··· Raw data ···

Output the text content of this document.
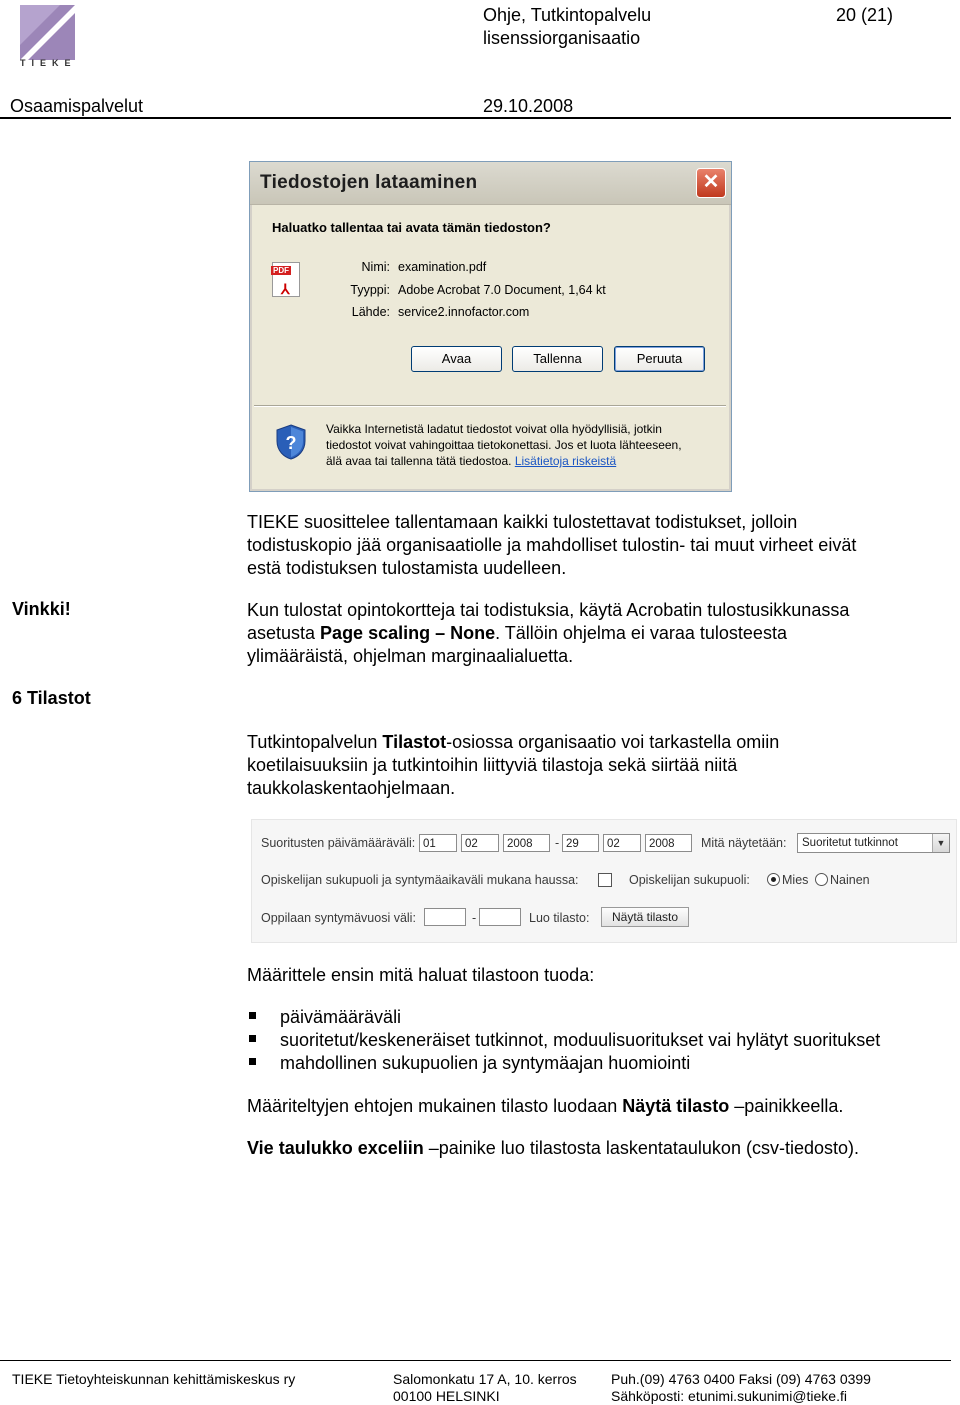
TIEKE
Ohje, Tutkintopalvelu
lisenssiorganisaatio
20 (21)
Osaamispalvelut	29.10.2008
Tiedostojen lataaminen	✕
Haluatko tallentaa tai avata tämän tiedoston?
PDF
⅄
Nimi: examination.pdf
Tyyppi: Adobe Acrobat 7.0 Document, 1,64 kt
Lähde: service2.innofactor.com
Avaa	Tallenna	Peruuta
?
Vaikka Internetistä ladatut tiedostot voivat olla hyödyllisiä, jotkin
tiedostot voivat vahingoittaa tietokonettasi. Jos et luota lähteeseen,
älä avaa tai tallenna tätä tiedostoa. Lisätietoja riskeistä
TIEKE suosittelee tallentamaan kaikki tulostettavat todistukset, jolloin
todistuskopio jää organisaatiolle ja mahdolliset tulostin- tai muut virheet eivät
estä todistuksen tulostamista uudelleen.
Vinkki!	Kun tulostat opintokortteja tai todistuksia, käytä Acrobatin tulostusikkunassa
asetusta Page scaling – None. Tällöin ohjelma ei varaa tulosteesta
ylimääräistä, ohjelman marginaalialuetta.
6 Tilastot
Tutkintopalvelun Tilastot-osiossa organisaatio voi tarkastella omiin
koetilaisuuksiin ja tutkintoihin liittyviä tilastoja sekä siirtää niitä
taukkolaskentaohjelmaan.
Suoritusten päivämääräväli: 01	02	2008	- 29	02	2008	Mitä näytetään:	Suoritetut tutkinnot	▼
Opiskelijan sukupuoli ja syntymäaikaväli mukana haussa:	Opiskelijan sukupuoli:	Mies Nainen
Oppilaan syntymävuosi väli:	-	Luo tilasto:	Näytä tilasto
Määrittele ensin mitä haluat tilastoon tuoda:
päivämääräväli
suoritetut/keskeneräiset tutkinnot, moduulisuoritukset vai hylätyt suoritukset
mahdollinen sukupuolien ja syntymäajan huomiointi
Määriteltyjen ehtojen mukainen tilasto luodaan Näytä tilasto –painikkeella.
Vie taulukko exceliin –painike luo tilastosta laskentataulukon (csv-tiedosto).
TIEKE Tietoyhteiskunnan kehittämiskeskus ry	Salomonkatu 17 A, 10. kerros
00100 HELSINKI
Puh.(09) 4763 0400 Faksi (09) 4763 0399
Sähköposti: etunimi.sukunimi@tieke.fi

···

• _What to work on_: Retype the data above exactly; pictures are not part of the copy.

• _The solution_:
Output the text content of this document.
TIEKE
Ohje, Tutkintopalvelu
lisenssiorganisaatio
20 (21)
Osaamispalvelut	29.10.2008
Tiedostojen lataaminen	✕
Haluatko tallentaa tai avata tämän tiedoston?
PDF
⅄
Nimi: examination.pdf
Tyyppi: Adobe Acrobat 7.0 Document, 1,64 kt
Lähde: service2.innofactor.com
Avaa	Tallenna	Peruuta
?
Vaikka Internetistä ladatut tiedostot voivat olla hyödyllisiä, jotkin
tiedostot voivat vahingoittaa tietokonettasi. Jos et luota lähteeseen,
älä avaa tai tallenna tätä tiedostoa. Lisätietoja riskeistä
TIEKE suosittelee tallentamaan kaikki tulostettavat todistukset, jolloin
todistuskopio jää organisaatiolle ja mahdolliset tulostin- tai muut virheet eivät
estä todistuksen tulostamista uudelleen.
Vinkki!	Kun tulostat opintokortteja tai todistuksia, käytä Acrobatin tulostusikkunassa
asetusta Page scaling – None. Tällöin ohjelma ei varaa tulosteesta
ylimääräistä, ohjelman marginaalialuetta.
6 Tilastot
Tutkintopalvelun Tilastot-osiossa organisaatio voi tarkastella omiin
koetilaisuuksiin ja tutkintoihin liittyviä tilastoja sekä siirtää niitä
taukkolaskentaohjelmaan.
Suoritusten päivämääräväli: 01	02	2008	- 29	02	2008	Mitä näytetään:	Suoritetut tutkinnot	▼
Opiskelijan sukupuoli ja syntymäaikaväli mukana haussa:	Opiskelijan sukupuoli:	Mies Nainen
Oppilaan syntymävuosi väli:	-	Luo tilasto:	Näytä tilasto
Määrittele ensin mitä haluat tilastoon tuoda:
päivämääräväli
suoritetut/keskeneräiset tutkinnot, moduulisuoritukset vai hylätyt suoritukset
mahdollinen sukupuolien ja syntymäajan huomiointi
Määriteltyjen ehtojen mukainen tilasto luodaan Näytä tilasto –painikkeella.
Vie taulukko exceliin –painike luo tilastosta laskentataulukon (csv-tiedosto).
TIEKE Tietoyhteiskunnan kehittämiskeskus ry	Salomonkatu 17 A, 10. kerros
00100 HELSINKI
Puh.(09) 4763 0400 Faksi (09) 4763 0399
Sähköposti: etunimi.sukunimi@tieke.fi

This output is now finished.